EXTRACT TO READ.
Alphabets Deliver Foretold Vasyiliy Lomachenko Vs Anthony Crolla Mismatch

These are the times where you don’t hear from the defenders of the WBA, WBO, WBF and IBF belts who somehow think they’re good for boxing: when we get a mismatch nobody else but one of the alphabets wanted, asked for, or expected to be remotely competitive.

Vasiliy Lomachenko crumpled his lightweight mandatory challenger Anthony Crolla Saturday on ESPN+ in the 4th round after three rounds where Crolla barely landed a punch against the best pound-for-pound fighter in the world.

This fight gave us two things, total. The first is that we got to see that Lomachenko’s right arm, after a torn labrum two fights ago, looks healthy. It didn’t in his last fight. With health, Loma is back to the total package: offense, defense, quickness, power, intelligence. His offense was incomplete last time.

The second thing is related, which is that the fight gave us a crushing finale. It was a compact right hook whereby Loma completed the sacrifice, one that landed smack dab on Crolla’s temple and sent him toppling face first, his arms and legs folded beneath him.

PROBLEM REQUIREMENTS. Translate this sentence from the boxing article into Spanish: "The first is that we got to see that Lomachenko’s right arm, after a torn labrum two fights ago, looks healthy."

(Page layout parsing data)
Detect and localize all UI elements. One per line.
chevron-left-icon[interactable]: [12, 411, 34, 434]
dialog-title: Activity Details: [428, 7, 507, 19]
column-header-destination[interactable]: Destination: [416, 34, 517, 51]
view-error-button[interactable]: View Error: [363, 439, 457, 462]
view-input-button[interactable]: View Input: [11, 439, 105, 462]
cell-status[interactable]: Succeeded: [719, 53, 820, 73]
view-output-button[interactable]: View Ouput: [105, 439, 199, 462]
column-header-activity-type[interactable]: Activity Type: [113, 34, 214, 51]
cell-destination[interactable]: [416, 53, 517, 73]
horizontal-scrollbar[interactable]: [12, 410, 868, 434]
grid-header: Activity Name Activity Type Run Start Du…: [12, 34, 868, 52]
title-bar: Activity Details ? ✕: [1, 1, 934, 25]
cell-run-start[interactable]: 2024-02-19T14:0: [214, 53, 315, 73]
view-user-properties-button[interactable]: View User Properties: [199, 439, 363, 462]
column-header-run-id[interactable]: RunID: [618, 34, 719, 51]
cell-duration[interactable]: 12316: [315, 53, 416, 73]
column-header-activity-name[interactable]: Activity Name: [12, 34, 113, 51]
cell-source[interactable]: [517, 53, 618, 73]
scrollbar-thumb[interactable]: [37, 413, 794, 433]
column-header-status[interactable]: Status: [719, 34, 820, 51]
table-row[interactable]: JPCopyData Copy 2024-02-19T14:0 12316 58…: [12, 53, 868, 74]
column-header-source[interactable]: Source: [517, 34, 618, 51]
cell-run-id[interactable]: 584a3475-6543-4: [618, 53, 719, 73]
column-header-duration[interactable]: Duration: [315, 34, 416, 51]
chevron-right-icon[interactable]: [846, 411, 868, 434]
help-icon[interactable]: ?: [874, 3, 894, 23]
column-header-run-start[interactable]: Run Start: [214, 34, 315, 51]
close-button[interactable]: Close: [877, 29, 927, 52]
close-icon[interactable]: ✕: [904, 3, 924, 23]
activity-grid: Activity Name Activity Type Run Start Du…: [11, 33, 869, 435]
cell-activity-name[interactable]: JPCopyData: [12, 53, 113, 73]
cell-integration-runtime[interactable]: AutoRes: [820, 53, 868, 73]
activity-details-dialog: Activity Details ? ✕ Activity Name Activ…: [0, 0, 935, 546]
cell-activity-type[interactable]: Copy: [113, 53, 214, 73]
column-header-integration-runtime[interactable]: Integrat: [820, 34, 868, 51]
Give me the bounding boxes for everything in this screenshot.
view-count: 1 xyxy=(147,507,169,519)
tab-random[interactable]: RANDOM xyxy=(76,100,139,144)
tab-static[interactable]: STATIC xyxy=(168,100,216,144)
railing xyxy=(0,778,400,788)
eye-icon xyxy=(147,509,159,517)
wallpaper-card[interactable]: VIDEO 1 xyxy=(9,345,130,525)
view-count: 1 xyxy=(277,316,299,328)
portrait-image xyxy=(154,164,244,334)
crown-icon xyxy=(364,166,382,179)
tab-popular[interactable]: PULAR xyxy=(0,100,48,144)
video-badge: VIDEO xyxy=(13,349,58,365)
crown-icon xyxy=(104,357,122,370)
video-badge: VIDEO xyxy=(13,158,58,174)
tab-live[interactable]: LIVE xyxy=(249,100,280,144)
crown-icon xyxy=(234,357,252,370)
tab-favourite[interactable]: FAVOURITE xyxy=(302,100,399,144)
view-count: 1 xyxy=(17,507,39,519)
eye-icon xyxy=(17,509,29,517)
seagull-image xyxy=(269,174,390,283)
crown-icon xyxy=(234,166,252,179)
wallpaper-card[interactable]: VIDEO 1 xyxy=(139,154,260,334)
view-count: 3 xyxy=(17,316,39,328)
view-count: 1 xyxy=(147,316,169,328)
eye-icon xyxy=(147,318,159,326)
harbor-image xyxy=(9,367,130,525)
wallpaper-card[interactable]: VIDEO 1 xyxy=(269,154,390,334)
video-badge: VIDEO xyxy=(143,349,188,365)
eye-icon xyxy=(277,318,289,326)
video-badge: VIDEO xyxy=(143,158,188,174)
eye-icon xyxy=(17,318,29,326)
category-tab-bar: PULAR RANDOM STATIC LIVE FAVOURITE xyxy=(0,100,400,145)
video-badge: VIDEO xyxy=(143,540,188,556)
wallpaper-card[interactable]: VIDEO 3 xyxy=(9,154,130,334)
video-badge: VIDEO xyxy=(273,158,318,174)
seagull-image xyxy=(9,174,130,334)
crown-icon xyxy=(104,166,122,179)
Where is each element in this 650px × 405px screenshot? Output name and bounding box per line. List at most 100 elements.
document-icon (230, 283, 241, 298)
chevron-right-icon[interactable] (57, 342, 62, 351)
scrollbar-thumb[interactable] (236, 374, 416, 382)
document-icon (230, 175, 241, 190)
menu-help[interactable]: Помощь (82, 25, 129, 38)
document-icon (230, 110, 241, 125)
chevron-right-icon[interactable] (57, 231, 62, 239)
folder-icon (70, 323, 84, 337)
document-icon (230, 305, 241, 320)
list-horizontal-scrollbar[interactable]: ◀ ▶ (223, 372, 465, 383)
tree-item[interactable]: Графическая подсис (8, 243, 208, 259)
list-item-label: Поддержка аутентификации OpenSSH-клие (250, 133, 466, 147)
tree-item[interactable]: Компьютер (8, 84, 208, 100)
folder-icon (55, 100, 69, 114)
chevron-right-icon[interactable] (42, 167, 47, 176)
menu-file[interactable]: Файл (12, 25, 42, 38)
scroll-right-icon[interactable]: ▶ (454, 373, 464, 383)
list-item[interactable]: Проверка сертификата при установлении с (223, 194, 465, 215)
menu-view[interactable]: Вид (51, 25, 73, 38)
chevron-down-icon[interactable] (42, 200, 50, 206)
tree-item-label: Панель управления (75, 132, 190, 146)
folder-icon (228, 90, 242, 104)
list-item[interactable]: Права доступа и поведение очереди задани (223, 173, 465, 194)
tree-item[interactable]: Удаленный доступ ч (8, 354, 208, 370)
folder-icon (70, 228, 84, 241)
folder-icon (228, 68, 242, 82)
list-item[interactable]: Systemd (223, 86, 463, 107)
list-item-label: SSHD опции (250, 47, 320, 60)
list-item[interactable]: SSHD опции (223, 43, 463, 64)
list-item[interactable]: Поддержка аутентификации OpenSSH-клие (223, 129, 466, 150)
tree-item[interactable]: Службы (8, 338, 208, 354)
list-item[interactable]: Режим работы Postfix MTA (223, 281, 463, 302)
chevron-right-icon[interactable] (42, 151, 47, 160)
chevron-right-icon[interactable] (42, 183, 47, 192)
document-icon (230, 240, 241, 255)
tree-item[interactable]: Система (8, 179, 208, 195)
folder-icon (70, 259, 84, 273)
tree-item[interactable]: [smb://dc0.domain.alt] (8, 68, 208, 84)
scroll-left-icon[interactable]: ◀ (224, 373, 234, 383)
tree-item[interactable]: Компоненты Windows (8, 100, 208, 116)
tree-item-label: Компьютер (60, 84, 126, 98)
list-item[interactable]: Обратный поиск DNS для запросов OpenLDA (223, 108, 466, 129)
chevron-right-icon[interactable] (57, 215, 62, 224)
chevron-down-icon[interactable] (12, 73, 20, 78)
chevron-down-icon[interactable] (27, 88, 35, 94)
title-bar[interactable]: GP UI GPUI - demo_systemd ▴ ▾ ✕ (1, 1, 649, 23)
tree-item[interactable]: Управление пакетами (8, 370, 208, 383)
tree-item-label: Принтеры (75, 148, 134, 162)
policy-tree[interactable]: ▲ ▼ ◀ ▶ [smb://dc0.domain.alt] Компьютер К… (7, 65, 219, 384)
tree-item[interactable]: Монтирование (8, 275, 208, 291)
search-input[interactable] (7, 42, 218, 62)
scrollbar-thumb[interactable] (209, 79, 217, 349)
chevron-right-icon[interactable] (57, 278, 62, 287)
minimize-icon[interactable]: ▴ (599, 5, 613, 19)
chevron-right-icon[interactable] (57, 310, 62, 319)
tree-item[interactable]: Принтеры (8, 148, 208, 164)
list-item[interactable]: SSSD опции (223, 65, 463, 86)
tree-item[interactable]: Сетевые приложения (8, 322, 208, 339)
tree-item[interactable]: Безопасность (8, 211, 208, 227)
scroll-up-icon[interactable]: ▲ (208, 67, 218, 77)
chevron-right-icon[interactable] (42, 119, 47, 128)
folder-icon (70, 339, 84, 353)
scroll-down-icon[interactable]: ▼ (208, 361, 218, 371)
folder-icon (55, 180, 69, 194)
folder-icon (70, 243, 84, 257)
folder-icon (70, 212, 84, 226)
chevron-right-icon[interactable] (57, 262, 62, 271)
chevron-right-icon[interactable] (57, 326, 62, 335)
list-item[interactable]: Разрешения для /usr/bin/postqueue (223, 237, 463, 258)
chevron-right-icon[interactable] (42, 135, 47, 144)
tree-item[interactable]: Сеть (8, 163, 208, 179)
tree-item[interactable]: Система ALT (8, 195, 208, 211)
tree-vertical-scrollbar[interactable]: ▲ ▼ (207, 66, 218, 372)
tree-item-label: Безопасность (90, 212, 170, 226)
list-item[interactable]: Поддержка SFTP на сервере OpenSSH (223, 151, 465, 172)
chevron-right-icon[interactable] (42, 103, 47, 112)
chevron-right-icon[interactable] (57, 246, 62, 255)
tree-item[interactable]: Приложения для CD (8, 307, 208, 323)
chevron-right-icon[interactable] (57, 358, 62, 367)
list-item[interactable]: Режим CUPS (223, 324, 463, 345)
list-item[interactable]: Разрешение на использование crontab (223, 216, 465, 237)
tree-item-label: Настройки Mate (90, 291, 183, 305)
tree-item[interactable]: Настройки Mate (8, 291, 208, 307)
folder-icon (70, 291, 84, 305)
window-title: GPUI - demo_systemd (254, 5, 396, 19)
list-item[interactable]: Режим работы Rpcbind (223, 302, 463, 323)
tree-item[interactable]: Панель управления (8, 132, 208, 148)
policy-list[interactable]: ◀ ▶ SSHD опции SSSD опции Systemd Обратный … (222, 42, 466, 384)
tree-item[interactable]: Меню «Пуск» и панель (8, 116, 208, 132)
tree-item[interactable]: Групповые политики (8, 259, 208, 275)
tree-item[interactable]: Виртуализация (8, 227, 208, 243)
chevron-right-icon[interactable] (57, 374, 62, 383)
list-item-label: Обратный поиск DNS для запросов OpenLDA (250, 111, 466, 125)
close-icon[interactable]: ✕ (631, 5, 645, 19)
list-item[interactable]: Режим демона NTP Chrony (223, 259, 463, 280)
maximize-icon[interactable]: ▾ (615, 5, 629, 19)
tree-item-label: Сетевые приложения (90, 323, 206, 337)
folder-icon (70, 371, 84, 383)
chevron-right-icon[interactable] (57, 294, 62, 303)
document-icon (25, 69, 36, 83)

RESPONSE TO THIS EXERCISE. Lo primero es que pudimos ver que el brazo derecho de Lomachenko, tras un desgarro del labrum hace dos peleas, se ve sano.